Please return all lines in the listing holding the word "September".
BEGIN
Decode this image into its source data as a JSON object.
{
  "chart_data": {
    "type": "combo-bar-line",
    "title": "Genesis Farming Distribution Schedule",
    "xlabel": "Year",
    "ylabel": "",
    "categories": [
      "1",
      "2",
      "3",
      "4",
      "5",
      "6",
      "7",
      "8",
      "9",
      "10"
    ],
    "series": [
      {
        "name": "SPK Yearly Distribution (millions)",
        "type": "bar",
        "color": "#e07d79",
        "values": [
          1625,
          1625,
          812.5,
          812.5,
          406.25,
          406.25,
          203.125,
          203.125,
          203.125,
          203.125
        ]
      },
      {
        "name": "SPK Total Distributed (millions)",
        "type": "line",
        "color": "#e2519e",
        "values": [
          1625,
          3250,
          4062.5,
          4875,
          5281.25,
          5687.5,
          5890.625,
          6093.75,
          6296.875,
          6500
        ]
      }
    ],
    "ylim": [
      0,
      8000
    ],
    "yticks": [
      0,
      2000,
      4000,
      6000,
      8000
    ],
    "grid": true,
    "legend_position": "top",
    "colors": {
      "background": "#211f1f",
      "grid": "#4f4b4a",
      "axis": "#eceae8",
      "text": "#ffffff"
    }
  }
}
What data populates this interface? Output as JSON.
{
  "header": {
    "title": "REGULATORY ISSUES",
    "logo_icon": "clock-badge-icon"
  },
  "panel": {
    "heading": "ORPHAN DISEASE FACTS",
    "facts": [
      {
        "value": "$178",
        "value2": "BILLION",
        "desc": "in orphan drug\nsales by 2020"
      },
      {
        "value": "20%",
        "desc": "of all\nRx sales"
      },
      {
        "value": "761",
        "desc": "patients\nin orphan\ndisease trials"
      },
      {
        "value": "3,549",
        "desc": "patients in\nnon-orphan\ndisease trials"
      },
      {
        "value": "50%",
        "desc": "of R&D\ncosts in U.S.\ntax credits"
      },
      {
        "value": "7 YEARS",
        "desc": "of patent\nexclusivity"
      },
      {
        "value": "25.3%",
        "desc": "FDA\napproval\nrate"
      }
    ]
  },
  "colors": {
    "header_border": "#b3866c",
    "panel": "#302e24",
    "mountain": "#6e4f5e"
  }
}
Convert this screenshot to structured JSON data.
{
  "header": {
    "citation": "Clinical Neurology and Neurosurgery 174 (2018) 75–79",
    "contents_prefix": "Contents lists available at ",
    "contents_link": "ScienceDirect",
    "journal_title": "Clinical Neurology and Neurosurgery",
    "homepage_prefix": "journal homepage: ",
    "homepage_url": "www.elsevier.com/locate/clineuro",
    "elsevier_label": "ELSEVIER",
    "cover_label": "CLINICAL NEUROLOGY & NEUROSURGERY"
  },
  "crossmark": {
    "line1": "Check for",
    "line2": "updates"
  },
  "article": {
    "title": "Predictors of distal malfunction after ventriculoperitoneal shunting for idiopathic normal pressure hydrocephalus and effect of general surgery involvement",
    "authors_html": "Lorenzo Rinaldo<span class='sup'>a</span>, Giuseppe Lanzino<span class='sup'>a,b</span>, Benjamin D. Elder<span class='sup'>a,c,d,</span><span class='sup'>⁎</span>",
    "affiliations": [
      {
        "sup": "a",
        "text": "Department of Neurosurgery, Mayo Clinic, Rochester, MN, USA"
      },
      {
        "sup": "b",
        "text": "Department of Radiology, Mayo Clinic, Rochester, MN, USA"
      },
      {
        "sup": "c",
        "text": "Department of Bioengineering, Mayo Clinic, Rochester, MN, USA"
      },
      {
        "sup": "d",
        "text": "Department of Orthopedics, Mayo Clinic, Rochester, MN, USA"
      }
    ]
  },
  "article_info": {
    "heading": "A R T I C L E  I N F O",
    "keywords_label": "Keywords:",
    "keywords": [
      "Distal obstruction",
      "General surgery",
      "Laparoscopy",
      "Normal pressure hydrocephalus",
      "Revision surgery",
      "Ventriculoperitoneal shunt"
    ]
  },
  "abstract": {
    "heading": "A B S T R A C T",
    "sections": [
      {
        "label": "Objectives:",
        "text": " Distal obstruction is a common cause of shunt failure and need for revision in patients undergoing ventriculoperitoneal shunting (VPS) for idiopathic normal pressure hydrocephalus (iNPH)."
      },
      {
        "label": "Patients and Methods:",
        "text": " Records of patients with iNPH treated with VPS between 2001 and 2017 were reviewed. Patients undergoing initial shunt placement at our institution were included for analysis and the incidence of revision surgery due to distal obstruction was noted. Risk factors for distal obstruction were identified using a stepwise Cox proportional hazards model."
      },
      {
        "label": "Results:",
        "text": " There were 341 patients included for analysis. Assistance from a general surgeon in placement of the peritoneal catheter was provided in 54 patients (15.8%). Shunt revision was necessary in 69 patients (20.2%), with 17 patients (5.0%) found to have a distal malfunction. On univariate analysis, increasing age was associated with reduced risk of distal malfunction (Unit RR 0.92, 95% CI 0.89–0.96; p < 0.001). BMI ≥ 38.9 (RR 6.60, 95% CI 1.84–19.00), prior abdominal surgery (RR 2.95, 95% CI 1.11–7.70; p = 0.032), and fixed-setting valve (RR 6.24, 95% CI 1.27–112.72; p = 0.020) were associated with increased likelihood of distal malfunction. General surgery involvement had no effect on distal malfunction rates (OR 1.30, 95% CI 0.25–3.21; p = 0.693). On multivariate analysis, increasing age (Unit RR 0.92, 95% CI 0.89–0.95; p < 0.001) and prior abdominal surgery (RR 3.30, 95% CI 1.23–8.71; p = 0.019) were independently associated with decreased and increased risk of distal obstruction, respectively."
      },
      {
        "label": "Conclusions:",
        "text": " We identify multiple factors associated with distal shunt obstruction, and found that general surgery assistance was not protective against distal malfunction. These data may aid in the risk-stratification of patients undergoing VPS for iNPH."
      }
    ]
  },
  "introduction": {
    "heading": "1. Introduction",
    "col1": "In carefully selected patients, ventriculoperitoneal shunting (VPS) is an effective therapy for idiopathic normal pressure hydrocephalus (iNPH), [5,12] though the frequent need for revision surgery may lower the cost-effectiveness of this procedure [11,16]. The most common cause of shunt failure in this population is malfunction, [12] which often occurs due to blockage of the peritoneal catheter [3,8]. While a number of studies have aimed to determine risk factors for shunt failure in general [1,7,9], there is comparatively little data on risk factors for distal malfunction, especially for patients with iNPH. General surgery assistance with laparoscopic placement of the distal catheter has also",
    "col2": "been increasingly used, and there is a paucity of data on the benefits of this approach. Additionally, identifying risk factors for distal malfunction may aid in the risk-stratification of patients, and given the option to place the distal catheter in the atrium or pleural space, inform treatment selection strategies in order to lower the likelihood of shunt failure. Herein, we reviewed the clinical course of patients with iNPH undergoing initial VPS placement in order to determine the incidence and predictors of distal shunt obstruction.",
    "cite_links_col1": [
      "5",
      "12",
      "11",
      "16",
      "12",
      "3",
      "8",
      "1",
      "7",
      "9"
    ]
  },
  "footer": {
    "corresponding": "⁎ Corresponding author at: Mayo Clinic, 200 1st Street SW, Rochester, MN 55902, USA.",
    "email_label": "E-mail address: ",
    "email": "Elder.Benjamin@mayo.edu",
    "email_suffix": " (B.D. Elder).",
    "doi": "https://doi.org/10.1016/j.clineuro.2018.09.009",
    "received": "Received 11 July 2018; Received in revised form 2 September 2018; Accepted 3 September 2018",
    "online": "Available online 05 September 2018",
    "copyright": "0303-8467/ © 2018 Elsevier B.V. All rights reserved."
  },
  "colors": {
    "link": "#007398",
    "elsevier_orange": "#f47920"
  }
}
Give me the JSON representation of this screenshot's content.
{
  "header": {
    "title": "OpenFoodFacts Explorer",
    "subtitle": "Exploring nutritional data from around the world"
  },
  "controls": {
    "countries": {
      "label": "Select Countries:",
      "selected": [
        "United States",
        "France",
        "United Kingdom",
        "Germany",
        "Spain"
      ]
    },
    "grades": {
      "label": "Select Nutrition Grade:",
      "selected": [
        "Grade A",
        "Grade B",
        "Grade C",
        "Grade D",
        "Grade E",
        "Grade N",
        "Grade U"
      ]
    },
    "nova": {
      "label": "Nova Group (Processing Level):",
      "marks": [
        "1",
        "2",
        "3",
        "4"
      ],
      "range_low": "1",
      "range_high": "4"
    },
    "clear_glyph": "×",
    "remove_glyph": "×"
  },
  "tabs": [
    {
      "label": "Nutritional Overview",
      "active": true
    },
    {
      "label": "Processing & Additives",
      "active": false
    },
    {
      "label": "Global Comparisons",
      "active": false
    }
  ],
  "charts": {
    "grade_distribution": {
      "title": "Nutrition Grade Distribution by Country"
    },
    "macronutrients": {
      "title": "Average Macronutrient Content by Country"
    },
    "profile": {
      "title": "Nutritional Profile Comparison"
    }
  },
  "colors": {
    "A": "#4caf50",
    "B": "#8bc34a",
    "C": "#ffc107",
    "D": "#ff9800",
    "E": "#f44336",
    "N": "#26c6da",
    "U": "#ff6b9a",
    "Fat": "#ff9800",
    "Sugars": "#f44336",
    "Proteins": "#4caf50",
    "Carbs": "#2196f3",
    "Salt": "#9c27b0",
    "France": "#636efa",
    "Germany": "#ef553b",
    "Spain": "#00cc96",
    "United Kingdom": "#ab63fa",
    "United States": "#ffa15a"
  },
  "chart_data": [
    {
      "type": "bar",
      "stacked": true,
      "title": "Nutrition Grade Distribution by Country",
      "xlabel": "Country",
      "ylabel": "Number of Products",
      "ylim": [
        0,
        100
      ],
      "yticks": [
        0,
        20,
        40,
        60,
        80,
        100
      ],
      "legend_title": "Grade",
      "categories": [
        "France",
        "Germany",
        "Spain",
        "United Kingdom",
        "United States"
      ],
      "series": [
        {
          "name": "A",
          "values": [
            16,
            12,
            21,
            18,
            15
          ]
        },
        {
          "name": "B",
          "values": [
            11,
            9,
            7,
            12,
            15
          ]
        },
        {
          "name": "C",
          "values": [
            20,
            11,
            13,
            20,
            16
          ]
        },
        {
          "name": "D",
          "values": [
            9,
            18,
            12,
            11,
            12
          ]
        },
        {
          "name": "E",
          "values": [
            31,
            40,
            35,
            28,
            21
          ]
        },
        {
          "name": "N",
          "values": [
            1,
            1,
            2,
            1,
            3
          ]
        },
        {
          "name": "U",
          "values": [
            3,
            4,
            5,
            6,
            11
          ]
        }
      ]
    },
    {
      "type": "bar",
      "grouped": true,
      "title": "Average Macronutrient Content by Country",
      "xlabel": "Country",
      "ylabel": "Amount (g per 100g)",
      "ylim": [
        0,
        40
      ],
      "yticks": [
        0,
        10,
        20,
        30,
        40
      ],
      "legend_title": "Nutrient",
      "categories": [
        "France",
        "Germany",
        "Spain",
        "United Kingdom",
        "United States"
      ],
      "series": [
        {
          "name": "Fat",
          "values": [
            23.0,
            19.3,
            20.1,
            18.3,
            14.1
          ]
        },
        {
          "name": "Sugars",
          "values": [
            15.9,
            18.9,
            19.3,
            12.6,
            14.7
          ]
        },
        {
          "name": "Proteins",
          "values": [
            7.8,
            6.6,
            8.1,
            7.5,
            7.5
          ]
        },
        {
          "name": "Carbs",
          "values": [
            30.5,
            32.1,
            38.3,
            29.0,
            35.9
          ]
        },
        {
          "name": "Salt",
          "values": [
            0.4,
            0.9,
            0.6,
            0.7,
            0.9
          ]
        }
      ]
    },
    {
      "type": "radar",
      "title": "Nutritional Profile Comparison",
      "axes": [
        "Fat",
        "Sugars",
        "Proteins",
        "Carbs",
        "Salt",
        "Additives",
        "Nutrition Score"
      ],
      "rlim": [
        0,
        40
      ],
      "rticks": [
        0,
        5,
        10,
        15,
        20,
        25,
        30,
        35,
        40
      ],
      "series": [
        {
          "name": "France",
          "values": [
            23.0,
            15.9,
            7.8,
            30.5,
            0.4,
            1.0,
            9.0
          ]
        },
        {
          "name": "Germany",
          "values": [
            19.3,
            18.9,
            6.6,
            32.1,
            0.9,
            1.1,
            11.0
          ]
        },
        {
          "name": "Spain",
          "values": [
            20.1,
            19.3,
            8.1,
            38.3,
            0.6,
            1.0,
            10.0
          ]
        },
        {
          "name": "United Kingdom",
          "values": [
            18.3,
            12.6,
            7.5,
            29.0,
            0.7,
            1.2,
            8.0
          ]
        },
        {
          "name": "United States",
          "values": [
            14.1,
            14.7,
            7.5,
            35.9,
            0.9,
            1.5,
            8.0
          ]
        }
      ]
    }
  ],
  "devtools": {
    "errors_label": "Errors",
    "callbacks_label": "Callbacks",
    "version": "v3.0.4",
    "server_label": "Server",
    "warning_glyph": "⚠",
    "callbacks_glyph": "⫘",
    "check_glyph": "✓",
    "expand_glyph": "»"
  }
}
END
== WRITTEN SOLUTION ==
    "received": "Received 11 July 2018; Received in revised form 2 September 2018; Accepted 3 September 2018",
    "online": "Available online 05 September 2018",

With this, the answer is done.